Posted 2 декабря 2015,, 21:00
Published 2 декабря 2015,, 21:00
Modified 8 марта, 03:13
Updated 8 марта, 03:13
– Можно сказать, что каждый великий роман – это разговор автора с Богом. Что есть я, мироздание, бессмертие. «Лестница Якова» – попытка написать такое произведение. Вам не кажется, что сегодня все меньше становится тех, кто хочет думать и кто может этой книгой заинтересоваться?
– Если кто-то заинтересуется этой книгой, то скорее это мои современники, старшие и младшие, которые задумывались об истории своей семьи и поняли, что все мы со своими локальными семейными историями участники большой истории страны. Книга вышла почти месяц тому назад, и теперь я могу быть уверена, что такие люди действительно есть, и среди них есть и люди молодого поколения. Это меня радует. Что же касается разговора с Богом, это тема глубоко личная, каждый человек ведет этот разговор всю жизнь, иногда не отдавая себе в этом отчета.
– Вы описываете отчасти судьбу вашего предка Якова Улицкого. Человека, попавшего под каток репрессий. Таких людей было много… Репрессии – оттепель – застой. Как прекратить «дурную бесконечность»?
– Мне кажется, что каждое время предъявляет человеку разные вопросы. Иногда ответ имеет поколенческий характер: когда началась Великая Отечественная война, ответ был довольно прост – сотни тысяч молодых людей бегом побежали в военкоматы. И это был прямой и мужественный ответ на вызов времени. Сегодня время гораздо более сложное, и вопросы более сложные. Мне кажется, что мы попали в такой отрезок, когда чрезвычайно важно самостоятельно думать и самостоятельно принимать решения, и они, как правило, сегодня лежат в области частной жизни. В обстоятельствах, когда корыстолюбие и безответственность просто разлиты в воздухе, очень важно определить границы, которых ты лично не перешагиваешь, даже если огромное большинство людей этих границ не ощущают.

_ _ _

**Задание A**
Кратко перескажите абзац из интервью о романе «Лестница Якова», который начинается словами «Мне кажется, что каждое время». Сохраните его главные мысли.

_ _ _

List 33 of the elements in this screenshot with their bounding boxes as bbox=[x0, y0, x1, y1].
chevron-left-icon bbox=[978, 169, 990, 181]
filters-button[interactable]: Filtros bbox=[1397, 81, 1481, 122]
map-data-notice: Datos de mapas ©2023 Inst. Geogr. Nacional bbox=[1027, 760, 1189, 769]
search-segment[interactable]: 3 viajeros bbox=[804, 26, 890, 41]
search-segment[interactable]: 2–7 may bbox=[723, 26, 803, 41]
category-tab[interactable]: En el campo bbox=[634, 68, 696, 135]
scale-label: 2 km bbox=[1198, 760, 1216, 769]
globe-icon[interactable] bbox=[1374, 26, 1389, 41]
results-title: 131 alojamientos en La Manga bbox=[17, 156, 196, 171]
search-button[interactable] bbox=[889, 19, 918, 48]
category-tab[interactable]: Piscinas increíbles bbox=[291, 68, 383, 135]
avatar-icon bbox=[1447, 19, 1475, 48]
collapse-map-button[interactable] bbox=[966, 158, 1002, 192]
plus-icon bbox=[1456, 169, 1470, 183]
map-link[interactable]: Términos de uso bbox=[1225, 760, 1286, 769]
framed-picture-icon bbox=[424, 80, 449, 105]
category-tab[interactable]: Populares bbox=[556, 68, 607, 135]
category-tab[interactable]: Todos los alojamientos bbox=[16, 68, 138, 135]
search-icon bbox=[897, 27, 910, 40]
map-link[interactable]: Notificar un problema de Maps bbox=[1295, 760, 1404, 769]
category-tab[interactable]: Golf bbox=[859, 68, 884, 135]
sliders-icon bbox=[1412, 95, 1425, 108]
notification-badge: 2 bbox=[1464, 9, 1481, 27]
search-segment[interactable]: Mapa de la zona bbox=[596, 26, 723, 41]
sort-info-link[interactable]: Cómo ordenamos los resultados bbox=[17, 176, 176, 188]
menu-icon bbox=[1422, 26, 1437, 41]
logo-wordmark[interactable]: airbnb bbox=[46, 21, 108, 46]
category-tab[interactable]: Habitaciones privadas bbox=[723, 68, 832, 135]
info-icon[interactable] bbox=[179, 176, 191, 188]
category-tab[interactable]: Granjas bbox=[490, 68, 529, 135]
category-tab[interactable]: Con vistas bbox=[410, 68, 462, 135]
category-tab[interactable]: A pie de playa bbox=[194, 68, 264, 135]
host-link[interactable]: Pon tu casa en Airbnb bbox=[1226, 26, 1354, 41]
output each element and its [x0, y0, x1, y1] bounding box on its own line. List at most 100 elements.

_ _ _

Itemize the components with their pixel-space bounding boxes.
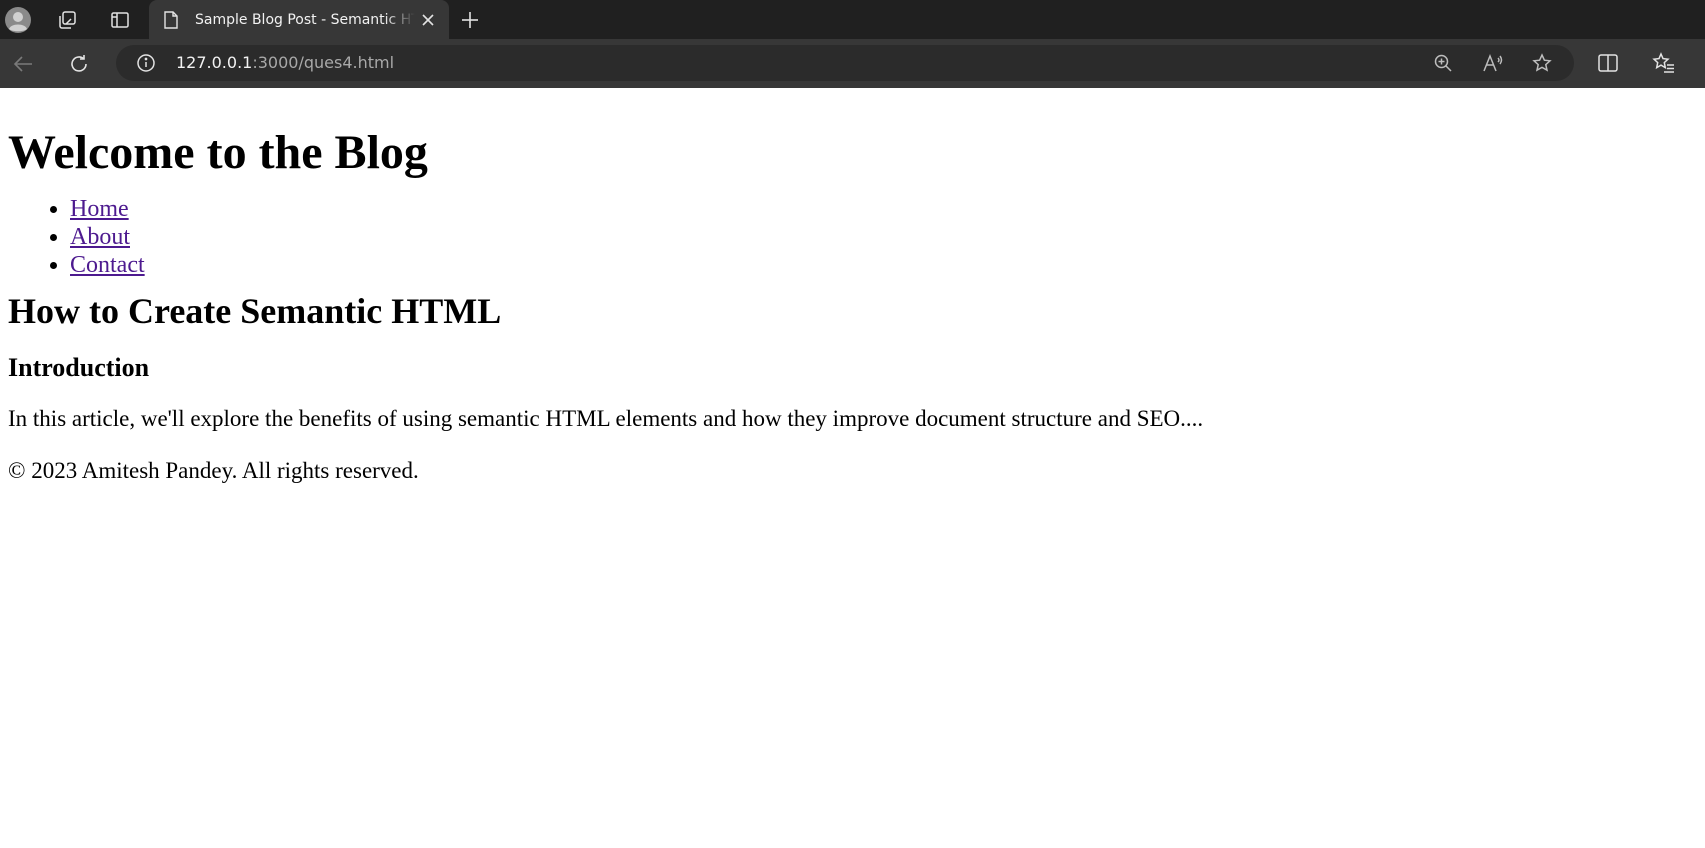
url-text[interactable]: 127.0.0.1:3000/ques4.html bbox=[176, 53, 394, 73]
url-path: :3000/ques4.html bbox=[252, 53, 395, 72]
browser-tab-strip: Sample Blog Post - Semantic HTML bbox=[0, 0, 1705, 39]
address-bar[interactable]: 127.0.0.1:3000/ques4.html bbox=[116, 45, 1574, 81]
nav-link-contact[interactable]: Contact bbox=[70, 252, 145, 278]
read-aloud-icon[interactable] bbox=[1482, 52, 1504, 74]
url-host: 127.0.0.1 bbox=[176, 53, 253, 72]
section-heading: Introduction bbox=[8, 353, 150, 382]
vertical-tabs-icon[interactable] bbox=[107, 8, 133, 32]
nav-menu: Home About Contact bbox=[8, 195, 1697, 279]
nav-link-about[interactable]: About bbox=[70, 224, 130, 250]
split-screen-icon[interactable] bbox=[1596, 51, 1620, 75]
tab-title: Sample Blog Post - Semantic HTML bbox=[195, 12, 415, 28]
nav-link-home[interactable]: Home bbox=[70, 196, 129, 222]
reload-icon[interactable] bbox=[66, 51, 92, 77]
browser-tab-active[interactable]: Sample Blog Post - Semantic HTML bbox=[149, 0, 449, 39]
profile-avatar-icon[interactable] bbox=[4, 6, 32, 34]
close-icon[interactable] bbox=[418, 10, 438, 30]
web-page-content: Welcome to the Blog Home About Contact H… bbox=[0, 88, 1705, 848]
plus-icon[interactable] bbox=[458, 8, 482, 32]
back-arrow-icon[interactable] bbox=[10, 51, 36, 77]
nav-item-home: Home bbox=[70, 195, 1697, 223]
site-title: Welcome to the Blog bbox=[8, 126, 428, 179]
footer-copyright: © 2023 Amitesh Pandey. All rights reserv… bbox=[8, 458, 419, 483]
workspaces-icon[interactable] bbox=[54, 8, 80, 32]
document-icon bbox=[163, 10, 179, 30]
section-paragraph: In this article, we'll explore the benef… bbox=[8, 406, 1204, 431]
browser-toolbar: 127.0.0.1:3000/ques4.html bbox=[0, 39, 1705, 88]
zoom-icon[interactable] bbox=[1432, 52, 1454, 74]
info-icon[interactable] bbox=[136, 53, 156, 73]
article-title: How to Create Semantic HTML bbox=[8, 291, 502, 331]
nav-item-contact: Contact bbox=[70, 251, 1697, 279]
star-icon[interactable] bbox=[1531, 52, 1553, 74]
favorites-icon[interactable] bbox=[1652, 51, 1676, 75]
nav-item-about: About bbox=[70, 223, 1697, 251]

_ _ _

**Задание B**
В записях, начиная со строки с «53, 394, 73]» и до строки с «39, 1705, 88]» включительно, замените «Sample Blog Post» на «Demo Blog Post». Выведите только эти строки.

**Решение задания A**
Каждое время задает человеку свои вопросы. Иногда ответ на них общий для целого поколения. Так, в начале Великой Отечественной войны сотни тысяч молодых людей сразу пошли в военкоматы. Сегодня и время, и вопросы гораздо сложнее. Важно думать и принимать решения самостоятельно, и чаще всего такие решения касаются частной жизни. Корыстолюбие и безответственность распространены повсюду. Поэтому нужно определить для себя границы, которые не переступаешь, даже если большинство людей этих границ не ощущает.

**Решение задания B**
url-text[interactable]: 127.0.0.1:3000/ques4.html bbox=[176, 53, 394, 73]
url-path: :3000/ques4.html bbox=[252, 53, 395, 72]
browser-tab-strip: Demo Blog Post - Semantic HTML bbox=[0, 0, 1705, 39]
address-bar[interactable]: 127.0.0.1:3000/ques4.html bbox=[116, 45, 1574, 81]
nav-link-contact[interactable]: Contact bbox=[70, 252, 145, 278]
read-aloud-icon[interactable] bbox=[1482, 52, 1504, 74]
url-host: 127.0.0.1 bbox=[176, 53, 253, 72]
section-heading: Introduction bbox=[8, 353, 150, 382]
vertical-tabs-icon[interactable] bbox=[107, 8, 133, 32]
nav-menu: Home About Contact bbox=[8, 195, 1697, 279]
nav-link-about[interactable]: About bbox=[70, 224, 130, 250]
split-screen-icon[interactable] bbox=[1596, 51, 1620, 75]
tab-title: Demo Blog Post - Semantic HTML bbox=[195, 12, 415, 28]
nav-link-home[interactable]: Home bbox=[70, 196, 129, 222]
reload-icon[interactable] bbox=[66, 51, 92, 77]
browser-tab-active[interactable]: Demo Blog Post - Semantic HTML bbox=[149, 0, 449, 39]
profile-avatar-icon[interactable] bbox=[4, 6, 32, 34]
close-icon[interactable] bbox=[418, 10, 438, 30]
web-page-content: Welcome to the Blog Home About Contact H… bbox=[0, 88, 1705, 848]
plus-icon[interactable] bbox=[458, 8, 482, 32]
back-arrow-icon[interactable] bbox=[10, 51, 36, 77]
nav-item-home: Home bbox=[70, 195, 1697, 223]
site-title: Welcome to the Blog bbox=[8, 126, 428, 179]
footer-copyright: © 2023 Amitesh Pandey. All rights reserv… bbox=[8, 458, 419, 483]
workspaces-icon[interactable] bbox=[54, 8, 80, 32]
document-icon bbox=[163, 10, 179, 30]
section-paragraph: In this article, we'll explore the benef… bbox=[8, 406, 1204, 431]
browser-toolbar: 127.0.0.1:3000/ques4.html bbox=[0, 39, 1705, 88]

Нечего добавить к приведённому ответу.